■ Aim 1 ■
In the listing, replace "yoy-badge-pointer" with "yoy-badge-arrow" and return only the lines between the one holding "- bar-2026e: [435, 351, 499, 460]" and the one holding "- grid-layer: [82, 195, 692, 462]", inclusive, leaving everything else in them unchanged.

■ Text provided ■

The Hobart

Words of Emotion

by Amanda Double
Words of Emotion

If we can’t talk about our feelings, they may bottle up inside us – and one day explode, like a hastily-uncapped bottle of fizzy drink that has been rolling around in the car for too long…

Last month we looked at “grandiloquent” words and those announced as the 2023 Words of the Year. This time, we focus on words that reflect how we FEEL – using examples from the book, An emotional dictionary: Real words for how you feel from Angst to Zwodder (John Murray, 2022). Its author, English lexicographer and etymologist Susie Dent, has a big media presence in England, having also appeared as a word expert on numerous game shows, including 8 Out of 10 Cats Does Countdown and Would I Lie to You. Susie wants to help us examine how we really feel, by providing us with the words that can help us describe these feelings.

■ Aim 2 ■
Copy word for word the part of the Words of Emotion article between "by Amanda Double" and "describe these feelings.", inclusive.

■ Records provided ■
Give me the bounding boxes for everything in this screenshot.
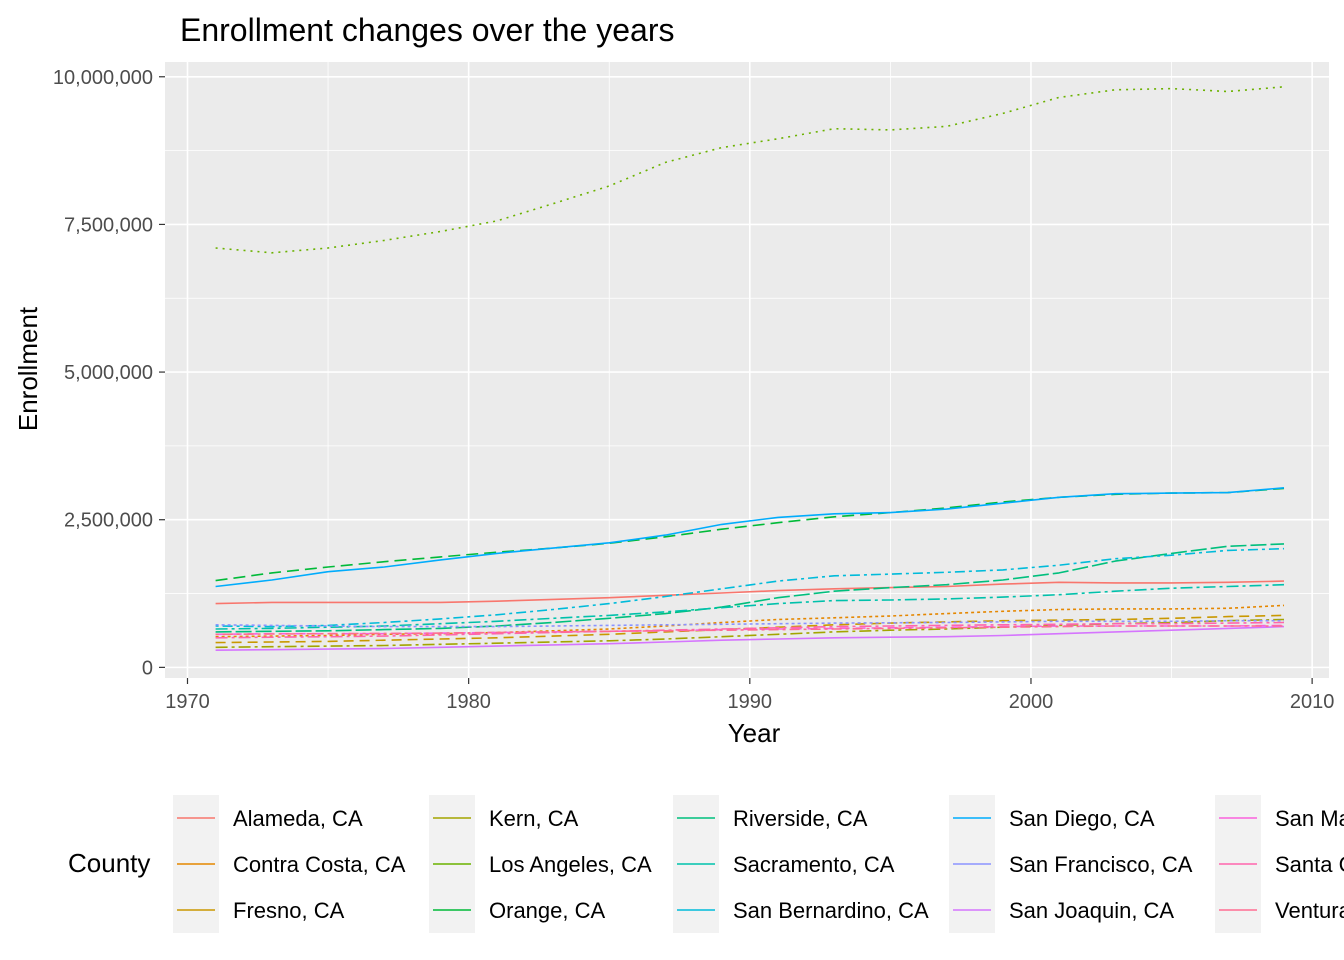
y-tick-label: 5,000,000: [64, 362, 153, 384]
series-line: [215, 583, 1285, 630]
legend-label: Sacramento, CA: [733, 852, 895, 877]
x-tick-label: 1990: [728, 691, 773, 713]
series-line: [215, 625, 1284, 636]
series-line: [215, 543, 1285, 633]
legend-label: Kern, CA: [489, 806, 579, 831]
legend-label: San Joaquin, CA: [1009, 898, 1174, 923]
legend-title: County: [68, 848, 150, 878]
series-line: [215, 487, 1285, 588]
y-tick-label: 0: [142, 657, 153, 679]
legend-label: San Bernardino, CA: [733, 898, 929, 923]
series-line: [215, 621, 1285, 639]
minor-grid: [165, 62, 1329, 678]
major-grid: [165, 62, 1329, 678]
y-axis-title: Enrollment: [13, 306, 43, 431]
legend-label: Ventura, CA: [1275, 898, 1344, 923]
y-tick-label: 2,500,000: [64, 510, 153, 532]
series-line: [215, 619, 1284, 628]
x-axis: 1970 1980 1990 2000 2010: [165, 678, 1334, 713]
plot-panel: [165, 62, 1329, 678]
x-tick-label: 2010: [1290, 691, 1335, 713]
y-tick-label: 7,500,000: [64, 214, 153, 236]
legend-label: San Mateo, CA: [1275, 806, 1344, 831]
legend-label: Riverside, CA: [733, 806, 868, 831]
y-axis: 0 2,500,000 5,000,000 7,500,000 10,000,000: [53, 67, 165, 679]
legend-label: Fresno, CA: [233, 898, 345, 923]
chart-title: Enrollment changes over the years: [180, 12, 674, 48]
legend-label: Contra Costa, CA: [233, 852, 406, 877]
legend-label: Santa Clara, CA: [1275, 852, 1344, 877]
legend-label: Orange, CA: [489, 898, 605, 923]
legend-label: San Francisco, CA: [1009, 852, 1193, 877]
legend-label: San Diego, CA: [1009, 806, 1155, 831]
legend-label: Los Angeles, CA: [489, 852, 652, 877]
series-line: [215, 547, 1285, 628]
series-line: [215, 604, 1285, 638]
series-line: [215, 580, 1285, 605]
y-tick-label: 10,000,000: [53, 67, 153, 89]
x-tick-label: 2000: [1009, 691, 1054, 713]
legend-label: Alameda, CA: [233, 806, 363, 831]
x-tick-label: 1980: [446, 691, 491, 713]
x-axis-title: Year: [728, 718, 781, 748]
series-line: [215, 625, 1285, 651]
legend: Alameda, CA Contra Costa, CA Fresno, CA Ker…: [173, 795, 1344, 933]
series-line: [215, 86, 1285, 254]
series-layer: [215, 86, 1285, 651]
x-tick-label: 1970: [165, 691, 210, 713]
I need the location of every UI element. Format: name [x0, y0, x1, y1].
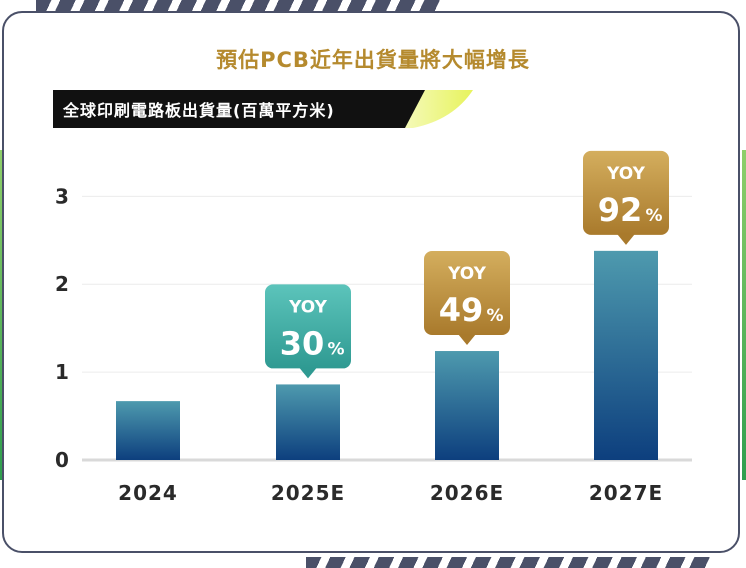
- bar-2026e: [435, 351, 499, 460]
- y-tick-label: 3: [55, 184, 69, 208]
- yoy-badge-value: 92: [598, 191, 643, 229]
- yoy-badge-label: YOY: [606, 164, 646, 184]
- yoy-badge-pointer: [458, 334, 476, 346]
- yoy-badge-unit: %: [486, 306, 503, 326]
- y-tick-label: 1: [55, 360, 69, 384]
- grid-layer: [82, 195, 692, 462]
- yoy-badge-box: [424, 251, 510, 336]
- x-tick-label: 2025E: [271, 481, 345, 505]
- yoy-badge-2025e: YOY 30%: [265, 284, 351, 379]
- label-layer: 0 1 2 3 2024 2025E 2026E 2027E: [55, 184, 663, 505]
- yoy-badge-pointer: [299, 367, 317, 379]
- unit-banner: 全球印刷電路板出貨量(百萬平方米): [53, 90, 478, 128]
- yoy-badge-label: YOY: [447, 264, 487, 284]
- bar-2024: [116, 401, 180, 460]
- yoy-badge-value: 30: [280, 324, 325, 362]
- y-tick-label: 2: [55, 272, 69, 296]
- yoy-badge-unit: %: [645, 206, 662, 226]
- yoy-badge-pointer: [617, 233, 635, 245]
- yoy-badge-box: [265, 284, 351, 369]
- yoy-badge-2026e: YOY 49%: [424, 251, 510, 346]
- yoy-badge-unit: %: [327, 339, 344, 359]
- right-edge-accent: [742, 150, 746, 480]
- bar-layer: [116, 250, 658, 460]
- top-stripe-decoration: [36, 0, 440, 11]
- yoy-badge-box: [583, 150, 669, 235]
- unit-banner-label: 全球印刷電路板出貨量(百萬平方米): [63, 101, 335, 120]
- yoy-badge-2027e: YOY 92%: [583, 150, 669, 245]
- x-tick-label: 2027E: [589, 481, 663, 505]
- x-tick-label: 2024: [118, 481, 178, 505]
- y-tick-label: 0: [55, 448, 69, 472]
- bar-2027e: [594, 250, 658, 460]
- yoy-badge-value: 49: [439, 291, 484, 329]
- chart-title: 預估PCB近年出貨量將大幅增長: [216, 48, 530, 72]
- x-tick-label: 2026E: [430, 481, 504, 505]
- bar-2025e: [276, 384, 340, 460]
- yoy-badge-label: YOY: [288, 297, 328, 317]
- bottom-stripe-decoration: [306, 557, 710, 568]
- badge-layer: YOY 30 % YOY 49 % YOY 92%: [265, 150, 669, 379]
- unit-banner-shape: [53, 90, 473, 128]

■ Problem solution 1 ■
- bar-2026e: [435, 351, 499, 460]
- y-tick-label: 3: [55, 184, 69, 208]
- yoy-badge-value: 92: [598, 191, 643, 229]
- yoy-badge-label: YOY: [606, 164, 646, 184]
- yoy-badge-arrow: [458, 334, 476, 346]
- yoy-badge-unit: %: [486, 306, 503, 326]
- y-tick-label: 1: [55, 360, 69, 384]
- grid-layer: [82, 195, 692, 462]

■ Problem solution 2 ■
by Amanda Double
Words of Emotion

If we can’t talk about our feelings, they may bottle up inside us – and one day explode, like a hastily-uncapped bottle of fizzy drink that has been rolling around in the car for too long…

Last month we looked at “grandiloquent” words and those announced as the 2023 Words of the Year. This time, we focus on words that reflect how we FEEL – using examples from the book, An emotional dictionary: Real words for how you feel from Angst to Zwodder (John Murray, 2022). Its author, English lexicographer and etymologist Susie Dent, has a big media presence in England, having also appeared as a word expert on numerous game shows, including 8 Out of 10 Cats Does Countdown and Would I Lie to You. Susie wants to help us examine how we really feel, by providing us with the words that can help us describe these feelings.